Consigne
Recopiez le passage de l'extrait allant de « Il serait donc » à « des services étrangers. » en remplaçant « services étrangers » par « services partenaires ».

Extrait
*****
Quel est l’avis de la commission sur cet amendement ainsi rectifié ?
Il est très difficile d’improviser en séance la rédaction idéale. Il me semble néanmoins, en première analyse, mon cher collègue, que votre proposition comporte quelques inconvénients. Je pense en particulier au risque d’interrompre des coopérations nécessaires et fructueuses avec des services de pays amis qui collaborent avec nous pour lutter contre la grande criminalité ou le terrorisme. La rédaction que vous proposez aurait en effet pour conséquence d’interdire la transmission de données individuelles, me semble-t-il.
Or il est nécessaire que des données individuelles puissent être transmises. Nous avons tous à l’esprit de grands épisodes, connus a posteriori, de l’histoire des services spéciaux dans lesquels une coopération entre services spécialisés a été absolument essentielle pour prévenir des situations de guerre et, dans d’autres circonstances, des attentats terroristes.
Il serait donc imprudent de ma part de soutenir cet amendement rectifié.
Je comprends, monsieur le rapporteur, que vous hésitiez à entériner ainsi en séance cette modification. Néanmoins, l’argument que vous employez n’est pas le bon. En effet, avec la suppression à la fois des mots « sauf sur décision expresse du Premier ministre » et de la référence aux « masses de données », la nouvelle rédaction permet parfaitement, contrairement à ce que vous dites, de continuer à pratiquer l’échange de données sur une, deux, dix personnes avec les services étrangers.
Par conséquent, si, comme nous l’indique M. le ministre de la défense, les échanges de données n’excèdent pas ce cadre, cet amendement présente des garanties mais ne change rien à la pratique actuelle ; son adoption n’induirait donc pas de réaction de la part des services étrangers.
Je tiens à souligner en cette fin de séance que le sénateur débutant fait preuve d’une certaine expérience… (Sourires.)
L'amendement n'est pas adopté.
*****
Matériel d'étude

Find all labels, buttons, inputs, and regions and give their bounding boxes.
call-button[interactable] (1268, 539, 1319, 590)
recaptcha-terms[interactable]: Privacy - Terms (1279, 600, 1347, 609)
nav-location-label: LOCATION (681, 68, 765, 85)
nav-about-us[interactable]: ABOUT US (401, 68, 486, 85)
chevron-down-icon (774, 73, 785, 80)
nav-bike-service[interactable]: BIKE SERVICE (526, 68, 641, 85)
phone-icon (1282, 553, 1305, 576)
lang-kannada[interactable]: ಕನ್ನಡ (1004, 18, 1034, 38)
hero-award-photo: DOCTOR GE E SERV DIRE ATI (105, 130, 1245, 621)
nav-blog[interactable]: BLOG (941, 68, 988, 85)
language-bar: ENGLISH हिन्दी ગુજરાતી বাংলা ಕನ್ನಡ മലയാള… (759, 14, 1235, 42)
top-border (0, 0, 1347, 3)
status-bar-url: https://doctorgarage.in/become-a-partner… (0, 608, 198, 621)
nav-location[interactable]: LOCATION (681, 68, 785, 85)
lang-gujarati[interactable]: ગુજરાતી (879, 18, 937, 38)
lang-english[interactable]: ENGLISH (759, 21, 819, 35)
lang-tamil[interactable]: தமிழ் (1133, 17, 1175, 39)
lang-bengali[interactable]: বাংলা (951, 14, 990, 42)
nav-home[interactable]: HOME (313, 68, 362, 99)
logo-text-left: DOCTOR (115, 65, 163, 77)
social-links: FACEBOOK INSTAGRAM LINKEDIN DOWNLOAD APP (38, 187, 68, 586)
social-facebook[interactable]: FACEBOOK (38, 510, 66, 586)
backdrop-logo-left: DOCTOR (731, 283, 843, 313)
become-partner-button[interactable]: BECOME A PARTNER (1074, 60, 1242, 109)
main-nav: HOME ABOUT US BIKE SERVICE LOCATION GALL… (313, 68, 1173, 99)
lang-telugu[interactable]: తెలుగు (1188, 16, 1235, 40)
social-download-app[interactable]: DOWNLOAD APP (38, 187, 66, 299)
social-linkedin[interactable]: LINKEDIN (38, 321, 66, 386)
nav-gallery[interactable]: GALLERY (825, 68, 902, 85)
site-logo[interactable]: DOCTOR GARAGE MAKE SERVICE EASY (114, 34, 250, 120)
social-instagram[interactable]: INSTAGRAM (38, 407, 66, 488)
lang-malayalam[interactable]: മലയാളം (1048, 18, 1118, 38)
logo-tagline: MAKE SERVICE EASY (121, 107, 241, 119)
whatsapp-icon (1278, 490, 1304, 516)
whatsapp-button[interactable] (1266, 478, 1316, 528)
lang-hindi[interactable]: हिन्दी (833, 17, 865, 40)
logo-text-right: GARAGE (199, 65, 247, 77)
*****
Réponse
Il serait donc imprudent de ma part de soutenir cet amendement rectifié.
Je comprends, monsieur le rapporteur, que vous hésitiez à entériner ainsi en séance cette modification. Néanmoins, l’argument que vous employez n’est pas le bon. En effet, avec la suppression à la fois des mots « sauf sur décision expresse du Premier ministre » et de la référence aux « masses de données », la nouvelle rédaction permet parfaitement, contrairement à ce que vous dites, de continuer à pratiquer l’échange de données sur une, deux, dix personnes avec les services partenaires.
Par conséquent, si, comme nous l’indique M. le ministre de la défense, les échanges de données n’excèdent pas ce cadre, cet amendement présente des garanties mais ne change rien à la pratique actuelle ; son adoption n’induirait donc pas de réaction de la part des services partenaires.